### Objetivo da tarefa
Copie sem nenhuma alteração todas as linhas abaixo, deixando as imagens de fora da resposta.

### Dados da tarefa
══════════════════════════════

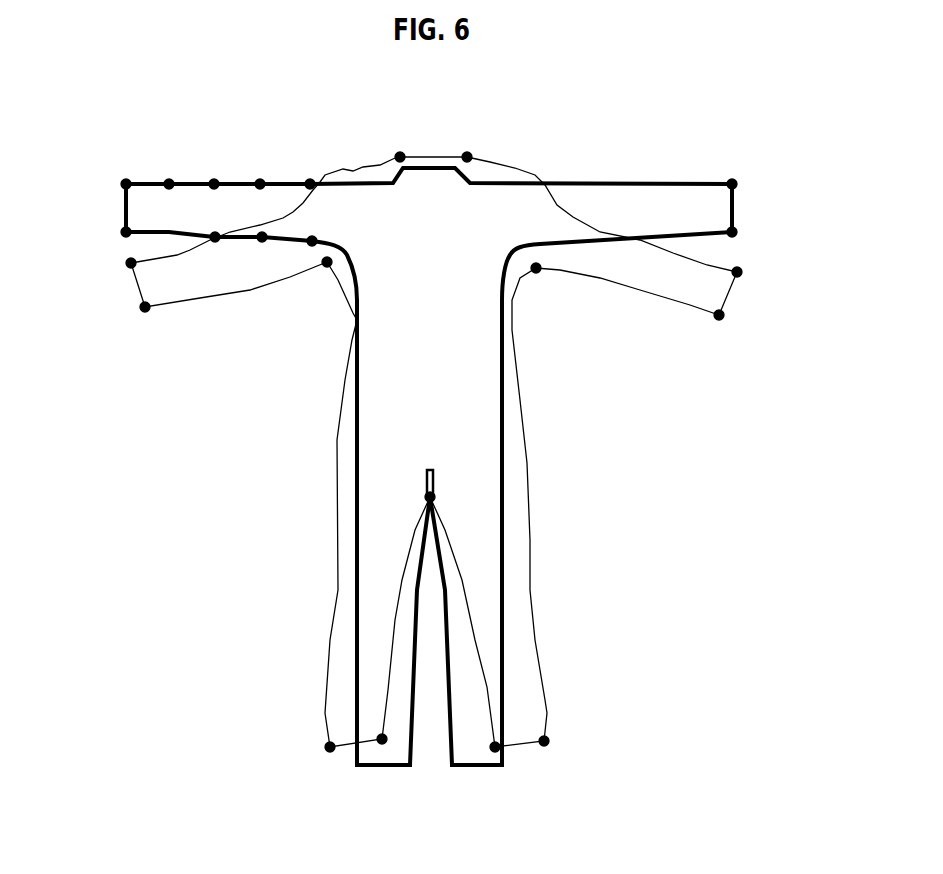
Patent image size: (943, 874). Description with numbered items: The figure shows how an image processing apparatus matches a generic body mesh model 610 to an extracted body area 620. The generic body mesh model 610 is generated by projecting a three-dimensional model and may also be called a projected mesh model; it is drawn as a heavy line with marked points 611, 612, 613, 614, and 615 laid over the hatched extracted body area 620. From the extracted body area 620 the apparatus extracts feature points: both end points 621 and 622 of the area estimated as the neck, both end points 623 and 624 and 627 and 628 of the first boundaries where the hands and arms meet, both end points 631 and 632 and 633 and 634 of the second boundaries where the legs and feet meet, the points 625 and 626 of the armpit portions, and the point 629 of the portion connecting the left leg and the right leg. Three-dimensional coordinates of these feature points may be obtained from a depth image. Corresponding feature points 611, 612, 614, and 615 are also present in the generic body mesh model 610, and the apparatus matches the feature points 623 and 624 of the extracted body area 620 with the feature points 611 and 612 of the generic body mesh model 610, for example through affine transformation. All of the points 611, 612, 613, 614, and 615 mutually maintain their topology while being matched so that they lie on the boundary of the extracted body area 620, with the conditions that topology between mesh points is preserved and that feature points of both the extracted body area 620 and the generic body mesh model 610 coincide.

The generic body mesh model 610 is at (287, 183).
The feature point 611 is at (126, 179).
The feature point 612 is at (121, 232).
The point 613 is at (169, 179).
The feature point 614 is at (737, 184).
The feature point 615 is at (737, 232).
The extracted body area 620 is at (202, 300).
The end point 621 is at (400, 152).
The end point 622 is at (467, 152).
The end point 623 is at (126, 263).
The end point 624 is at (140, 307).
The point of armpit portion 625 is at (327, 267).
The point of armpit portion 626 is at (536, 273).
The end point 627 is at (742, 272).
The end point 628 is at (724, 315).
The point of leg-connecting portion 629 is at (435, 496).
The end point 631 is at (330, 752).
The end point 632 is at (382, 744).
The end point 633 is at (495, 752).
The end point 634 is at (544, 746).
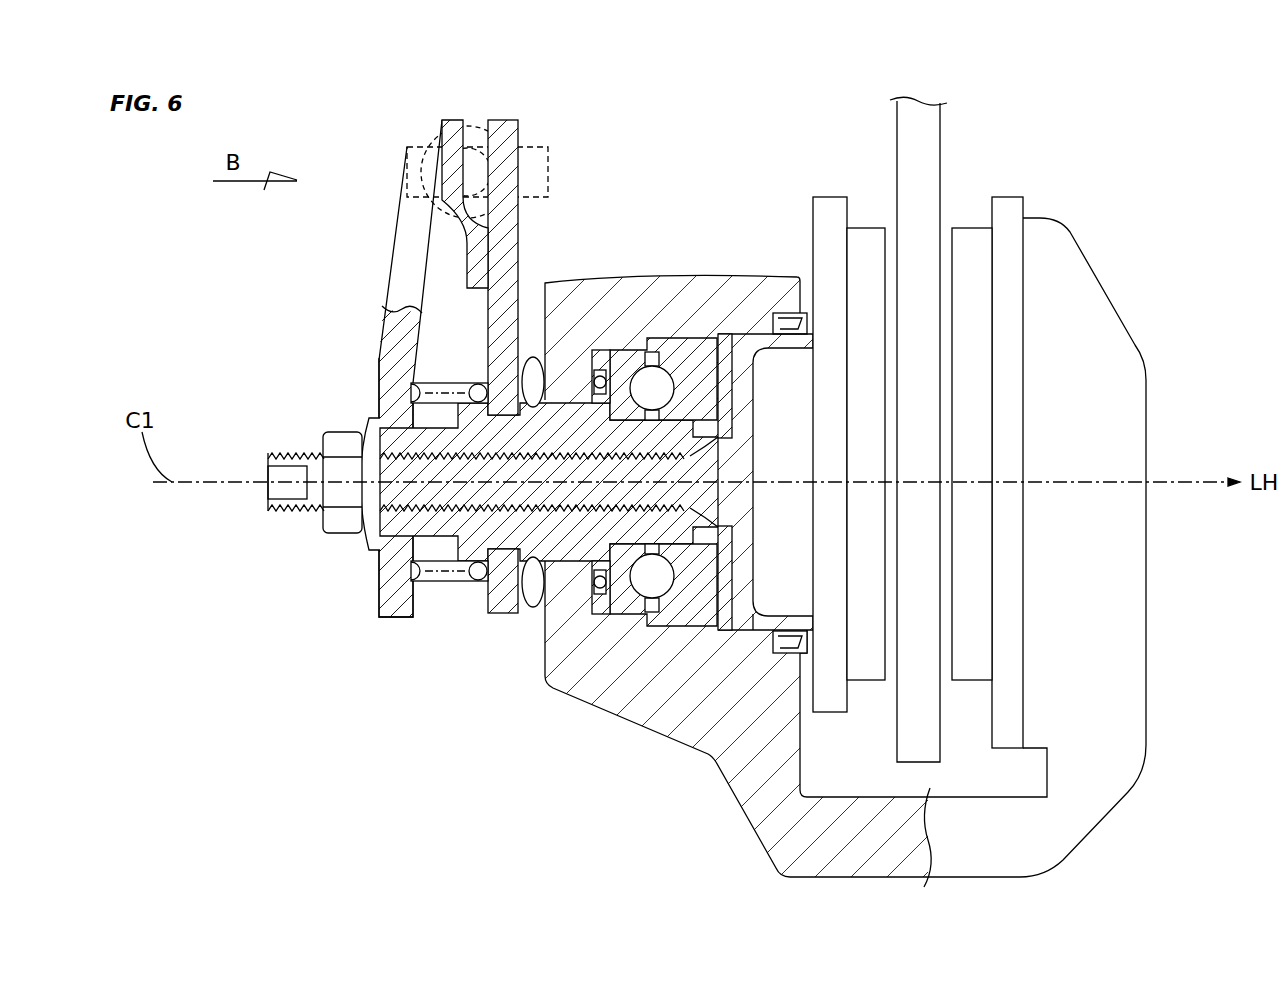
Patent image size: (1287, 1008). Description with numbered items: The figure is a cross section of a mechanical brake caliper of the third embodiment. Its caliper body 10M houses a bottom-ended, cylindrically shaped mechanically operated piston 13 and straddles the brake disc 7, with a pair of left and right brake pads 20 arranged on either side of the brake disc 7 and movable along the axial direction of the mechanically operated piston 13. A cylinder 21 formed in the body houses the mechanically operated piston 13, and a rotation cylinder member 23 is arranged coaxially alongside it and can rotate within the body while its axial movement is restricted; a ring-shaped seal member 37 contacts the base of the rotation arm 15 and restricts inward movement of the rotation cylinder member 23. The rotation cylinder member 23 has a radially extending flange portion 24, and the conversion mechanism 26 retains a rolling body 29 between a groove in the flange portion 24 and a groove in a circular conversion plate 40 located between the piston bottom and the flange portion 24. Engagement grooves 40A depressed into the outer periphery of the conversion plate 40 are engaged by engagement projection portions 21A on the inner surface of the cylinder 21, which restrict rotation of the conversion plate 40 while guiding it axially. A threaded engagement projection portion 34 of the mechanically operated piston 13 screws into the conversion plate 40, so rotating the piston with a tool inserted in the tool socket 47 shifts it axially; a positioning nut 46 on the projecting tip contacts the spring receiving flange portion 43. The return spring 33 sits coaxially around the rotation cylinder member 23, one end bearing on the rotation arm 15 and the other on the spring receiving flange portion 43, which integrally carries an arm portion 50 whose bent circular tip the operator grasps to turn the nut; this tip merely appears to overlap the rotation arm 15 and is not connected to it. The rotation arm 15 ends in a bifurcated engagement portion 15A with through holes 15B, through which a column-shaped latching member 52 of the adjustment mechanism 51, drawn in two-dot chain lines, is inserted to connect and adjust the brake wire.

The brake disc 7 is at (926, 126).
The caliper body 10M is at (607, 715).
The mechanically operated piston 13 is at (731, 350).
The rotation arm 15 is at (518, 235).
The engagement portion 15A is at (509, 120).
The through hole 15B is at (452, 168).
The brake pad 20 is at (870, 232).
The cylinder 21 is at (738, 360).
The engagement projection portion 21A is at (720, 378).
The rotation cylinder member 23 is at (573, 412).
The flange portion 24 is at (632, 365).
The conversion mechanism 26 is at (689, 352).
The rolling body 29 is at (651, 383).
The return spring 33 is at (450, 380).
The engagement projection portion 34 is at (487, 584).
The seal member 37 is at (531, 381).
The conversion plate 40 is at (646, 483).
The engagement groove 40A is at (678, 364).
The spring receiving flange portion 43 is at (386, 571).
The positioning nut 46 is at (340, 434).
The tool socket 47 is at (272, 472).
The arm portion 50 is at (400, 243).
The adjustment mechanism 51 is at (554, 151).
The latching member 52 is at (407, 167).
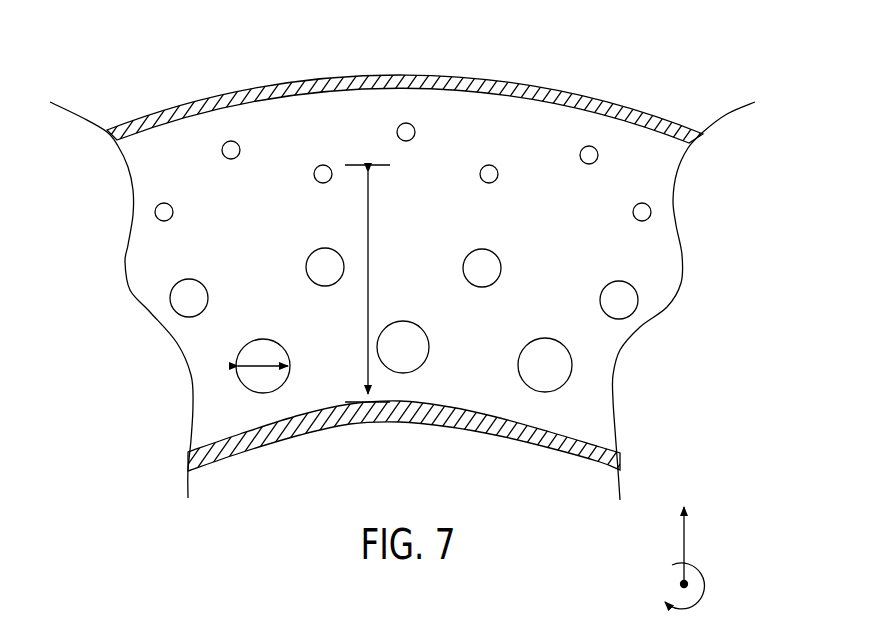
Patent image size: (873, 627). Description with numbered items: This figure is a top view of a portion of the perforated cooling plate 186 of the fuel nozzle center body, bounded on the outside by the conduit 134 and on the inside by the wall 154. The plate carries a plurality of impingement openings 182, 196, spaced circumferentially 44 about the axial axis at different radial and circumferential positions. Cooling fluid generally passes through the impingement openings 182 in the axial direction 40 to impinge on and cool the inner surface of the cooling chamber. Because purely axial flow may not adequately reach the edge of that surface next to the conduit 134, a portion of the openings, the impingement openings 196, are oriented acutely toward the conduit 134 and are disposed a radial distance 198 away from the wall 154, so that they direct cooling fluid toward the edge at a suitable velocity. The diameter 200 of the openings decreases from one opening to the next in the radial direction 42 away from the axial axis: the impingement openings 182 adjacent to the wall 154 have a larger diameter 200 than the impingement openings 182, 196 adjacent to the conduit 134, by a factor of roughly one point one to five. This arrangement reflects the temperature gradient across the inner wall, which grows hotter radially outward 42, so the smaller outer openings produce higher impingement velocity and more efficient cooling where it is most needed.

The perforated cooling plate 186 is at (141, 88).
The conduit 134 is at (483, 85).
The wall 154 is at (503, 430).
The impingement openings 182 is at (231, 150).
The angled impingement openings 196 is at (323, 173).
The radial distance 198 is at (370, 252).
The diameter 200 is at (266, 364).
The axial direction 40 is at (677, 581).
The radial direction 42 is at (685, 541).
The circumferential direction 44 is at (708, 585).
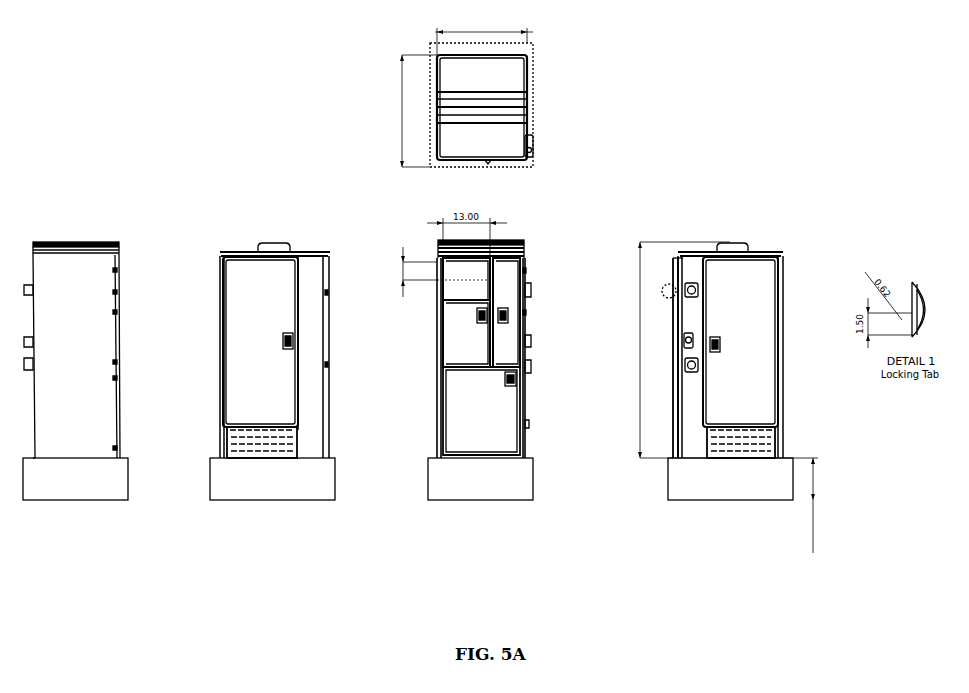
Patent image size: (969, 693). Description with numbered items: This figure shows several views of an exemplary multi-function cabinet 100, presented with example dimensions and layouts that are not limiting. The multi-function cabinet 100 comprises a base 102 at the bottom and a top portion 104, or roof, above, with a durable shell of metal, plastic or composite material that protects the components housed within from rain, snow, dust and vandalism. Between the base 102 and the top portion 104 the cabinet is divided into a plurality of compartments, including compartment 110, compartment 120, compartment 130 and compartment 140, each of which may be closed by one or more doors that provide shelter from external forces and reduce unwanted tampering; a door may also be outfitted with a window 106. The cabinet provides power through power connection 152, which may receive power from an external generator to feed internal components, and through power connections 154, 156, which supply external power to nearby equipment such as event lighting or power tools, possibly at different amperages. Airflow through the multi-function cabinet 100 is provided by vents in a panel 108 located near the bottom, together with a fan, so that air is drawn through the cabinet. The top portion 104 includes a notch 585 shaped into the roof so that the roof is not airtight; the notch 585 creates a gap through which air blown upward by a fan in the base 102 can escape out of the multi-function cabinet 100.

══════════════════════════════

### Resposta completa
Patent image size: (943, 874). Description with numbered items: The figure shows how an image processing apparatus matches a generic body mesh model 610 to an extracted body area 620. The generic body mesh model 610 is generated by projecting a three-dimensional model and may also be called a projected mesh model; it is drawn as a heavy line with marked points 611, 612, 613, 614, and 615 laid over the hatched extracted body area 620. From the extracted body area 620 the apparatus extracts feature points: both end points 621 and 622 of the area estimated as the neck, both end points 623 and 624 and 627 and 628 of the first boundaries where the hands and arms meet, both end points 631 and 632 and 633 and 634 of the second boundaries where the legs and feet meet, the points 625 and 626 of the armpit portions, and the point 629 of the portion connecting the left leg and the right leg. Three-dimensional coordinates of these feature points may be obtained from a depth image. Corresponding feature points 611, 612, 614, and 615 are also present in the generic body mesh model 610, and the apparatus matches the feature points 623 and 624 of the extracted body area 620 with the feature points 611 and 612 of the generic body mesh model 610, for example through affine transformation. All of the points 611, 612, 613, 614, and 615 mutually maintain their topology while being matched so that they lie on the boundary of the extracted body area 620, with the conditions that topology between mesh points is preserved and that feature points of both the extracted body area 620 and the generic body mesh model 610 coincide.

The generic body mesh model 610 is at (287, 183).
The feature point 611 is at (126, 179).
The feature point 612 is at (121, 232).
The point 613 is at (169, 179).
The feature point 614 is at (737, 184).
The feature point 615 is at (737, 232).
The extracted body area 620 is at (202, 300).
The end point 621 is at (400, 152).
The end point 622 is at (467, 152).
The end point 623 is at (126, 263).
The end point 624 is at (140, 307).
The point of armpit portion 625 is at (327, 267).
The point of armpit portion 626 is at (536, 273).
The end point 627 is at (742, 272).
The end point 628 is at (724, 315).
The point of leg-connecting portion 629 is at (435, 496).
The end point 631 is at (330, 752).
The end point 632 is at (382, 744).
The end point 633 is at (495, 752).
The end point 634 is at (544, 746).
Patent image size: (1287, 1008). Description with numbered items: The figure is a cross section of a mechanical brake caliper of the third embodiment. Its caliper body 10M houses a bottom-ended, cylindrically shaped mechanically operated piston 13 and straddles the brake disc 7, with a pair of left and right brake pads 20 arranged on either side of the brake disc 7 and movable along the axial direction of the mechanically operated piston 13. A cylinder 21 formed in the body houses the mechanically operated piston 13, and a rotation cylinder member 23 is arranged coaxially alongside it and can rotate within the body while its axial movement is restricted; a ring-shaped seal member 37 contacts the base of the rotation arm 15 and restricts inward movement of the rotation cylinder member 23. The rotation cylinder member 23 has a radially extending flange portion 24, and the conversion mechanism 26 retains a rolling body 29 between a groove in the flange portion 24 and a groove in a circular conversion plate 40 located between the piston bottom and the flange portion 24. Engagement grooves 40A depressed into the outer periphery of the conversion plate 40 are engaged by engagement projection portions 21A on the inner surface of the cylinder 21, which restrict rotation of the conversion plate 40 while guiding it axially. A threaded engagement projection portion 34 of the mechanically operated piston 13 screws into the conversion plate 40, so rotating the piston with a tool inserted in the tool socket 47 shifts it axially; a positioning nut 46 on the projecting tip contacts the spring receiving flange portion 43. The return spring 33 sits coaxially around the rotation cylinder member 23, one end bearing on the rotation arm 15 and the other on the spring receiving flange portion 43, which integrally carries an arm portion 50 whose bent circular tip the operator grasps to turn the nut; this tip merely appears to overlap the rotation arm 15 and is not connected to it. The rotation arm 15 ends in a bifurcated engagement portion 15A with through holes 15B, through which a column-shaped latching member 52 of the adjustment mechanism 51, drawn in two-dot chain lines, is inserted to connect and adjust the brake wire.

The brake disc 7 is at (926, 126).
The caliper body 10M is at (607, 715).
The mechanically operated piston 13 is at (731, 350).
The rotation arm 15 is at (518, 235).
The engagement portion 15A is at (509, 120).
The through hole 15B is at (452, 168).
The brake pad 20 is at (870, 232).
The cylinder 21 is at (738, 360).
The engagement projection portion 21A is at (720, 378).
The rotation cylinder member 23 is at (573, 412).
The flange portion 24 is at (632, 365).
The conversion mechanism 26 is at (689, 352).
The rolling body 29 is at (651, 383).
The return spring 33 is at (450, 380).
The engagement projection portion 34 is at (487, 584).
The seal member 37 is at (531, 381).
The conversion plate 40 is at (646, 483).
The engagement groove 40A is at (678, 364).
The spring receiving flange portion 43 is at (386, 571).
The positioning nut 46 is at (340, 434).
The tool socket 47 is at (272, 472).
The arm portion 50 is at (400, 243).
The adjustment mechanism 51 is at (554, 151).
The latching member 52 is at (407, 167).
Patent image size: (873, 627). Description with numbered items: This figure is a top view of a portion of the perforated cooling plate 186 of the fuel nozzle center body, bounded on the outside by the conduit 134 and on the inside by the wall 154. The plate carries a plurality of impingement openings 182, 196, spaced circumferentially 44 about the axial axis at different radial and circumferential positions. Cooling fluid generally passes through the impingement openings 182 in the axial direction 40 to impinge on and cool the inner surface of the cooling chamber. Because purely axial flow may not adequately reach the edge of that surface next to the conduit 134, a portion of the openings, the impingement openings 196, are oriented acutely toward the conduit 134 and are disposed a radial distance 198 away from the wall 154, so that they direct cooling fluid toward the edge at a suitable velocity. The diameter 200 of the openings decreases from one opening to the next in the radial direction 42 away from the axial axis: the impingement openings 182 adjacent to the wall 154 have a larger diameter 200 than the impingement openings 182, 196 adjacent to the conduit 134, by a factor of roughly one point one to five. This arrangement reflects the temperature gradient across the inner wall, which grows hotter radially outward 42, so the smaller outer openings produce higher impingement velocity and more efficient cooling where it is most needed.

The perforated cooling plate 186 is at (141, 88).
The conduit 134 is at (483, 85).
The wall 154 is at (503, 430).
The impingement openings 182 is at (231, 150).
The angled impingement openings 196 is at (323, 173).
The radial distance 198 is at (370, 252).
The diameter 200 is at (266, 364).
The axial direction 40 is at (677, 581).
The radial direction 42 is at (685, 541).
The circumferential direction 44 is at (708, 585).
Patent image size: (969, 693). Description with numbered items: This figure shows several views of an exemplary multi-function cabinet 100, presented with example dimensions and layouts that are not limiting. The multi-function cabinet 100 comprises a base 102 at the bottom and a top portion 104, or roof, above, with a durable shell of metal, plastic or composite material that protects the components housed within from rain, snow, dust and vandalism. Between the base 102 and the top portion 104 the cabinet is divided into a plurality of compartments, including compartment 110, compartment 120, compartment 130 and compartment 140, each of which may be closed by one or more doors that provide shelter from external forces and reduce unwanted tampering; a door may also be outfitted with a window 106. The cabinet provides power through power connection 152, which may receive power from an external generator to feed internal components, and through power connections 154, 156, which supply external power to nearby equipment such as event lighting or power tools, possibly at different amperages. Airflow through the multi-function cabinet 100 is provided by vents in a panel 108 located near the bottom, together with a fan, so that air is drawn through the cabinet. The top portion 104 includes a notch 585 shaped into the roof so that the roof is not airtight; the notch 585 creates a gap through which air blown upward by a fan in the base 102 can escape out of the multi-function cabinet 100.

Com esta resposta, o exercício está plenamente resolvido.